*** TEXTE D'ÉTUDE
SPIEN

Chatel propose aux enseignants des revalorisations, jugées insuffisantes.

mercredi 7 octobre 2009 par SPIEN - Matulik / Terver

Le ministre de l’Education nationale Luc Chatel a proposé jeudi aux syndicats d’enseignants d’ouvrir quatre chantiers de revalorisation financière, des propositions jugées à ce stade insuffisantes par les syndicats.

Selon le discours mis en ligne sur le site du ministère, le premier chantier concerne "les débuts de carrière", il est lié à la réforme de la formation qui va élever le niveau de recrutement à Bac+5 et, pour ces enseignants débutants, M. Chatel propose une augmentation de "100 euros par mois" au miminum.

Le deuxième chantier est celui du "rattrapage", pour éviter que les professeurs avec quelques années d’ancienneté se retrouvent moins bien payés que les débutants augmentés.

Le troisième est relatif à de "nouvelles missions" qui seront proposées dans le cadre de la réforme du lycée, comme l’orientation ou le tutorat.

Le quatrième est "l’avancement de grade" et il vise à "faire évoluer les critères d’avancement en assurant un meilleur équilibre entre le mérite et l’ancienneté". Cela concernera tant les professeurs que les autres personnels.

M. Chatel a ajouté qu’"améliorer la condition des enseignants (...) ne saurait se limiter en toute hypothèse à 40.000 d’entre eux !".

Au volet "ressources humaines", il a dit que le Droit individuel à la formation (DIF) devait être proposé aux personnels de l’Education.
******
*** DONNÉES FOURNIES
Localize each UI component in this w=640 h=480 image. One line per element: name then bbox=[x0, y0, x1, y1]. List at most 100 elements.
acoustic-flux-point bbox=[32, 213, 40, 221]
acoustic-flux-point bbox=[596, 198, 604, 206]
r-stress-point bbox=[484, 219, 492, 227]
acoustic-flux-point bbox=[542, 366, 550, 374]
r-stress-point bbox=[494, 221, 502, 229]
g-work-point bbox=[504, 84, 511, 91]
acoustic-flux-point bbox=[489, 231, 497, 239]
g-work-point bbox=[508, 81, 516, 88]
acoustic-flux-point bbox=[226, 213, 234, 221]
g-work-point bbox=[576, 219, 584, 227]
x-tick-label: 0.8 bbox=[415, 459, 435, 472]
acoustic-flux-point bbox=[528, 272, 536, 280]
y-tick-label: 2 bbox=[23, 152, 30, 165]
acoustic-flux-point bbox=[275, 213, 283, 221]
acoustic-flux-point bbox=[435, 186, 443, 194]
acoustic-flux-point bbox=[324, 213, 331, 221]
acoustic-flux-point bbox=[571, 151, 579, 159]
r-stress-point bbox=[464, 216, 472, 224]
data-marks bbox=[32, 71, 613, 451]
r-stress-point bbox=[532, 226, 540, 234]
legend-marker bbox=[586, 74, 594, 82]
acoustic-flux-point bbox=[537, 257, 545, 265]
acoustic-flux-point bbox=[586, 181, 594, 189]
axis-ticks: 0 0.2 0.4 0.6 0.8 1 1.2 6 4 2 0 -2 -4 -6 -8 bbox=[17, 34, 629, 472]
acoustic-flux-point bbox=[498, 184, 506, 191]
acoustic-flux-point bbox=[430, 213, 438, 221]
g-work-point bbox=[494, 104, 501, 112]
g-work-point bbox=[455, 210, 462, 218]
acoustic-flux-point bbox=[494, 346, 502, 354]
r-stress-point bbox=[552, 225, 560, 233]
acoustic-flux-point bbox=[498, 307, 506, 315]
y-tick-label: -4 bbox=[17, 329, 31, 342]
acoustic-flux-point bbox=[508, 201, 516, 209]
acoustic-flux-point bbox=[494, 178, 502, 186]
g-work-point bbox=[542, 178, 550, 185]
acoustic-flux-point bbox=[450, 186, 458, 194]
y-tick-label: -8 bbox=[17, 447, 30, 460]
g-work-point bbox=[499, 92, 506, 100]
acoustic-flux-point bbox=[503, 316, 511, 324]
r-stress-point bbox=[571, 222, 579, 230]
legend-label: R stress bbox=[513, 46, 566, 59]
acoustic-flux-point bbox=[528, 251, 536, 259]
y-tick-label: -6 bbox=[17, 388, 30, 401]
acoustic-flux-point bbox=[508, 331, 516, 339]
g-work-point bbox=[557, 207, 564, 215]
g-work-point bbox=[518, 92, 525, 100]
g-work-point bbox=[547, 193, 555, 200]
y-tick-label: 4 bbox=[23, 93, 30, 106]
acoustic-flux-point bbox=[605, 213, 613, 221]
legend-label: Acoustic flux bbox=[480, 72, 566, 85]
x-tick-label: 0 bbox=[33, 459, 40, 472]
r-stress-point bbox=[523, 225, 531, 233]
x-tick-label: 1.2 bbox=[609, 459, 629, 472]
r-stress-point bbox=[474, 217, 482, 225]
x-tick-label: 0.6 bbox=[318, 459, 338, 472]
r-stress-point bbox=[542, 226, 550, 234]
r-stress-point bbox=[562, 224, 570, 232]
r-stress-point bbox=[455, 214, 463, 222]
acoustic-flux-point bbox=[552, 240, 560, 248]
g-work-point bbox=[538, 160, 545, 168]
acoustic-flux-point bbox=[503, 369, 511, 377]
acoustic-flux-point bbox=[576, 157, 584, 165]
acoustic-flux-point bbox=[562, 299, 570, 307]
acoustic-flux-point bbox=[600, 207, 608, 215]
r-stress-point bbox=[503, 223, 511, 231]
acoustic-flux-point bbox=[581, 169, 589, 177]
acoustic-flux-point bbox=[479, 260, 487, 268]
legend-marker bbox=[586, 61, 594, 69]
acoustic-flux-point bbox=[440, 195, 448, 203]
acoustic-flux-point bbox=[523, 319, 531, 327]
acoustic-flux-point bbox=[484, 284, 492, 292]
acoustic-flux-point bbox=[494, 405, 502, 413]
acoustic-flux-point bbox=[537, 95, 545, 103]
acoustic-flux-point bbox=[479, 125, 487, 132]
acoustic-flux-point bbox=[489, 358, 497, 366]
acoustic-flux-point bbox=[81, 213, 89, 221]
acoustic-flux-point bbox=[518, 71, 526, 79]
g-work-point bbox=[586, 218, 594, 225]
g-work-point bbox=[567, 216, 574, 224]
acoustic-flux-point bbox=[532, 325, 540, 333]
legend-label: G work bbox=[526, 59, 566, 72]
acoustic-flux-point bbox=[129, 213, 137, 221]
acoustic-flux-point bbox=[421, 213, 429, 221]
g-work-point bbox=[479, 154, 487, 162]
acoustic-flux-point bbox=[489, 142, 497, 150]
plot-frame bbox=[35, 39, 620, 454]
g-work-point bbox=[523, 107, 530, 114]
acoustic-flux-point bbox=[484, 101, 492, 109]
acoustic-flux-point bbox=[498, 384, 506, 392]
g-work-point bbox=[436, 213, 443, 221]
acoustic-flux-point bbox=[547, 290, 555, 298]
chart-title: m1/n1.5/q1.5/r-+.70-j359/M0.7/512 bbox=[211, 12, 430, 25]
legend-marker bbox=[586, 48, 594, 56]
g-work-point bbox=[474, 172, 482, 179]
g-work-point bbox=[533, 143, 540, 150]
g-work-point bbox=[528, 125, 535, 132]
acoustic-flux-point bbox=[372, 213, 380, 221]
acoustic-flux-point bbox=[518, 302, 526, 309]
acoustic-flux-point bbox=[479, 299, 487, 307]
******
-- ACTIONS DEMANDÉES --
1) D'après l'article sur la revalorisation des enseignants, quelle augmentation mensuelle minimale Luc Chatel propose-t-il aux enseignants débutants ?
2) Recopiez tout le passage de l'article sur la revalorisation des enseignants, depuis « Le deuxième chantier » jusqu'à « les autres personnels. ».
3) Poursuivez l'article sur la revalorisation des enseignants à partir de sa dernière phrase.

-- RÉPONSES AUX ACTIVITÉS --
1) Une augmentation d'au moins 100 euros par mois.

2)
Le deuxième chantier est celui du "rattrapage", pour éviter que les professeurs avec quelques années d’ancienneté se retrouvent moins bien payés que les débutants augmentés.

Le troisième est relatif à de "nouvelles missions" qui seront proposées dans le cadre de la réforme du lycée, comme l’orientation ou le tutorat.

Le quatrième est "l’avancement de grade" et il vise à "faire évoluer les critères d’avancement en assurant un meilleur équilibre entre le mérite et l’ancienneté". Cela concernera tant les professeurs que les autres personnels.

3)
Il a insisté sur "les vertus" du dialogue social et dit être "frappé" par la "compétence" et le "dévouement" des enseignants, mais aussi par "leur isolement face à une société qui a, hélas, développé une vision trop consumériste de l’école".

Si dans l’ensemble les syndicats ont approuvé les principes énoncés et salué la volonté de dialogue, ils ont été déçus par l’aspect financier.

"Les propositions sont particulièrement limitées", "rien n’est prévu pour la masse des enseignants en exercice", a déploré la FSU, première fédération, dans un communiqué. Alors que le Snes-FSU, premier syndicat du secondaire, a parlé de "provocation", Gilles Moindrot, patron du SNUipp-FSU, principal syndicat du primaire, a appelé M. Chatel à "revoir ses propositions".

"Cent euros mensuel de hausse, alors que cela correspond à une élévation de qualification à Bac+5, c’est un faible point de départ pour une discussion. On partage le constat d’une dévalorisation de la fonction enseignante, mais on ne voit pas quelque chose d’ambitieux qui répond à cela", a-t-il dit à l’AFP.